▶ _AIM OF THE TASK_: Without the pictures, write out all the lines below exactly as they appear.
+++ SUPPLIED MATERIAL
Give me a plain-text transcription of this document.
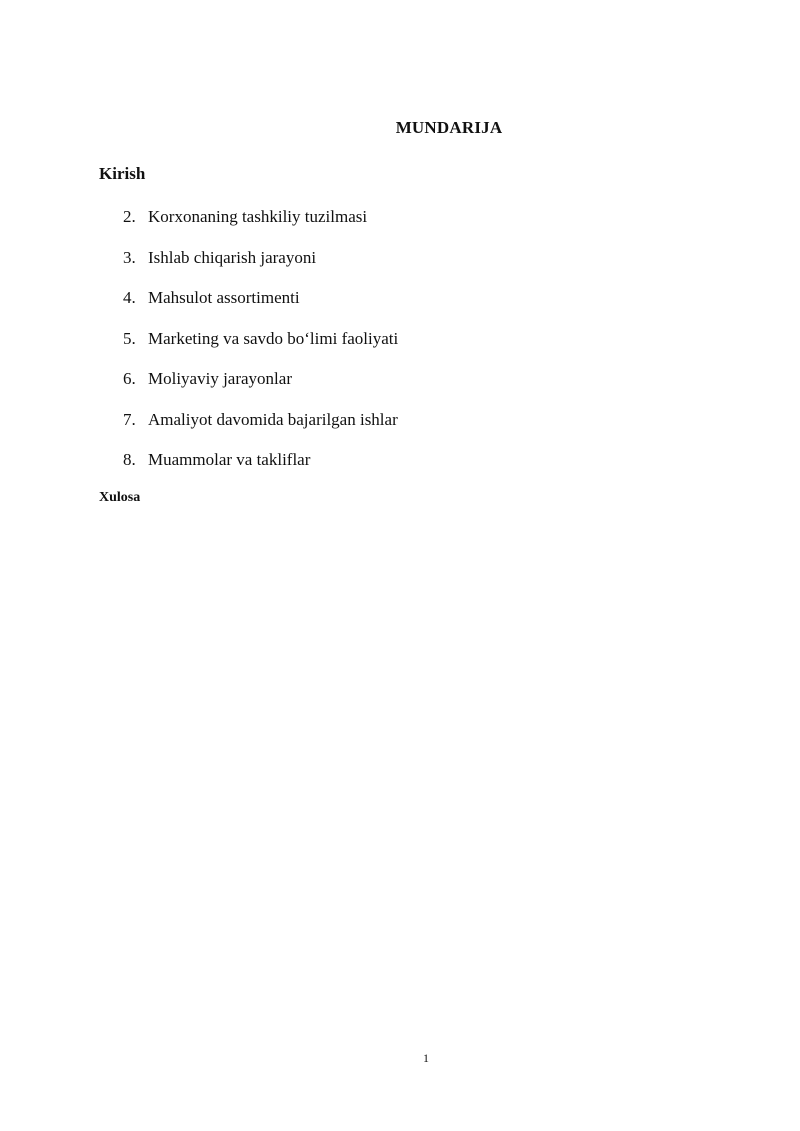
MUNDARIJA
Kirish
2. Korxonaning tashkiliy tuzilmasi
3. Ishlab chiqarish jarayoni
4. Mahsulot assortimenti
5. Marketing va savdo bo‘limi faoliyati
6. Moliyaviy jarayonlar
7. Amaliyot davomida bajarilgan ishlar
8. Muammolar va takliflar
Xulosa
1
++++++
▶ _FULL SOLUTION_:
Give me a plain-text transcription of this document.
MUNDARIJA
Kirish
2. Korxonaning tashkiliy tuzilmasi
3. Ishlab chiqarish jarayoni
4. Mahsulot assortimenti
5. Marketing va savdo bo‘limi faoliyati
6. Moliyaviy jarayonlar
7. Amaliyot davomida bajarilgan ishlar
8. Muammolar va takliflar
Xulosa
1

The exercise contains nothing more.